*** Document passage ***

Chip Conley came up with the term "modern elder" when he became known as the "elder" at a company where virtually all of the other employees were half his age. Conley has grown that simple phrase into a movement; he started the "Modern Elder Academy" in Mexico (a resort for midlife reflection) and wrote a book titled, Wisdom@Work: The Making of a Modern Elder. He also recently started distributing "a daily reminder of wisdom and its value" via Wisdom Well.
In an interview with Richard Eisenberg for NextAvenue.org, Conley says about his movement:
"It’s pro-aging and speaks to the idea that maybe elders will make a comeback, but in a new form. It’s about creating a world with intergenerational collaboration, where older people in the workforce can be partners with younger people and both have something to bring to the table.
"A growing number of people are using the term ‘middlescence.’ It generally happens in your fifties. It’s a time when you move from accumulating to editing. Less ego, more soul. Less interesting, more interested. Less achieving and attaining, more creating a legacy and attuning.

*** End of Document passage ***

• _What to work on_
Continue the passage about Chip Conley and the modern elder movement, picking up right after its last sentence.

*** Extracted material ***

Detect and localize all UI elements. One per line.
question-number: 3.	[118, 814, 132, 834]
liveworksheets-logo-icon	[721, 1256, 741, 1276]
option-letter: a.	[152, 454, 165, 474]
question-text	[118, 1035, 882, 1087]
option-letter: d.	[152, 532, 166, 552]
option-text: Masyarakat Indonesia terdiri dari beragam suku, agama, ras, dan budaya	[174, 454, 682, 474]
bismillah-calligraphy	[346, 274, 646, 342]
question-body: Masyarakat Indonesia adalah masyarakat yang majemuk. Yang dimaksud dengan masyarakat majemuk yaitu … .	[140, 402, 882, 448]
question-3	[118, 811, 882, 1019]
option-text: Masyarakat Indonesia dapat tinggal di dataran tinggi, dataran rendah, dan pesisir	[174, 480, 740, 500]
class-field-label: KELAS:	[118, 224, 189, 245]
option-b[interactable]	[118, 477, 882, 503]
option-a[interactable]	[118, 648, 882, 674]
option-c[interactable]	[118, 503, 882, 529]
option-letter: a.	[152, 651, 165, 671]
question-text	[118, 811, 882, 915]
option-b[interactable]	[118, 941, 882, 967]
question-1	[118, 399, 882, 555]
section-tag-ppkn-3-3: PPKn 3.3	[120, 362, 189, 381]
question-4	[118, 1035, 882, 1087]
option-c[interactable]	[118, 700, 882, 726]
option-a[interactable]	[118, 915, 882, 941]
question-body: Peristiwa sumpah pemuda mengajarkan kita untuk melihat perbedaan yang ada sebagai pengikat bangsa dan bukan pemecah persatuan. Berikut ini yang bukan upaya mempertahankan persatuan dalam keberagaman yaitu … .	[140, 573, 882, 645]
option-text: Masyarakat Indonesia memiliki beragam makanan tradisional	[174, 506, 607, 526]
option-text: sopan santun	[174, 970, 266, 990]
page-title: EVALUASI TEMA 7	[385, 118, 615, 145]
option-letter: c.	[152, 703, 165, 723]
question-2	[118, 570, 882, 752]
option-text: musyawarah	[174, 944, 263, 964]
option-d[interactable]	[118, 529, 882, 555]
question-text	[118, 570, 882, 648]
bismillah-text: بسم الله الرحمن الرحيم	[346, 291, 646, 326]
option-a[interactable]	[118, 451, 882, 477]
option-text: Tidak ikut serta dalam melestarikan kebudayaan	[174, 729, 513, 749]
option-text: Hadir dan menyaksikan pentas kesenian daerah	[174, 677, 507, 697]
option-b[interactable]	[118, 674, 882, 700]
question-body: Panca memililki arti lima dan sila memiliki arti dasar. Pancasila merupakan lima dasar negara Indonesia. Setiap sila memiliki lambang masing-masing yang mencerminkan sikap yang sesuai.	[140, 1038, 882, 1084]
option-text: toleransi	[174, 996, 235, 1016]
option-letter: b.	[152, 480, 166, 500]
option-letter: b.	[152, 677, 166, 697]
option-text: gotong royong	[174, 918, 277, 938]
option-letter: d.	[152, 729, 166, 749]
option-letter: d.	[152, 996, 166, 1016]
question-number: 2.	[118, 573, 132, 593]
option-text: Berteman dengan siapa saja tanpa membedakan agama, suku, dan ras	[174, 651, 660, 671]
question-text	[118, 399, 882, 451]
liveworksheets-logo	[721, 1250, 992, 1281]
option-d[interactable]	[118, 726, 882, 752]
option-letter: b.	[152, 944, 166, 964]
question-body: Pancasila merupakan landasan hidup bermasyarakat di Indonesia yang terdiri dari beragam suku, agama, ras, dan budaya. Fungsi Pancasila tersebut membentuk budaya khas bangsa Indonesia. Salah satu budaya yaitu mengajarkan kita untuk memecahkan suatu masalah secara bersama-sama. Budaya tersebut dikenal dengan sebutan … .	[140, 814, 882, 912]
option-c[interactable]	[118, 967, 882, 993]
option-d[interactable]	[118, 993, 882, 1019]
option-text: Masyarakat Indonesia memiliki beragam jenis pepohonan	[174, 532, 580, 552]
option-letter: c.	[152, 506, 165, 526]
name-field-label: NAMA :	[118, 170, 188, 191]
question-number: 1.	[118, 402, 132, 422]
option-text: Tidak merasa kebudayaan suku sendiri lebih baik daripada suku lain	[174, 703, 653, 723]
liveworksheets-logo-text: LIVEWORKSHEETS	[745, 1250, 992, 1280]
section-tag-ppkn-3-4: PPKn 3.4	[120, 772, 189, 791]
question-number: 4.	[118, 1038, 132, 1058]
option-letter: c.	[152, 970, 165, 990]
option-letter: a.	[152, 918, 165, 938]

*** End of Extracted material ***

• _Answer box_
"It’s what the Modern Elder Academy has been doing in many ways. It’s so clear there’s a need for this. There’s such a gap between the societal and personal narrative of aging."
I don't know if "modern elder" is the right phrase, but I consider the "mission statement" behind it as a new way to think about aging. I really like what Conley has to say in the above quote. He speaks eloquently about the need to break down ageism barriers in the workplace ("creating a world with intergenerational collaboration"). He also does a fine job of defining some of the primary aspirations of a maturing, well-grounded Boomer: "...move from accumulating to editing. ...more soul. ...more creating a legacy and attuning."
It is obvious to me why Conley was selected as a "2019 Influencer in Aging" by NextAvenue. It this kind of inspired, expansive thinking about aging that we need more of in our society.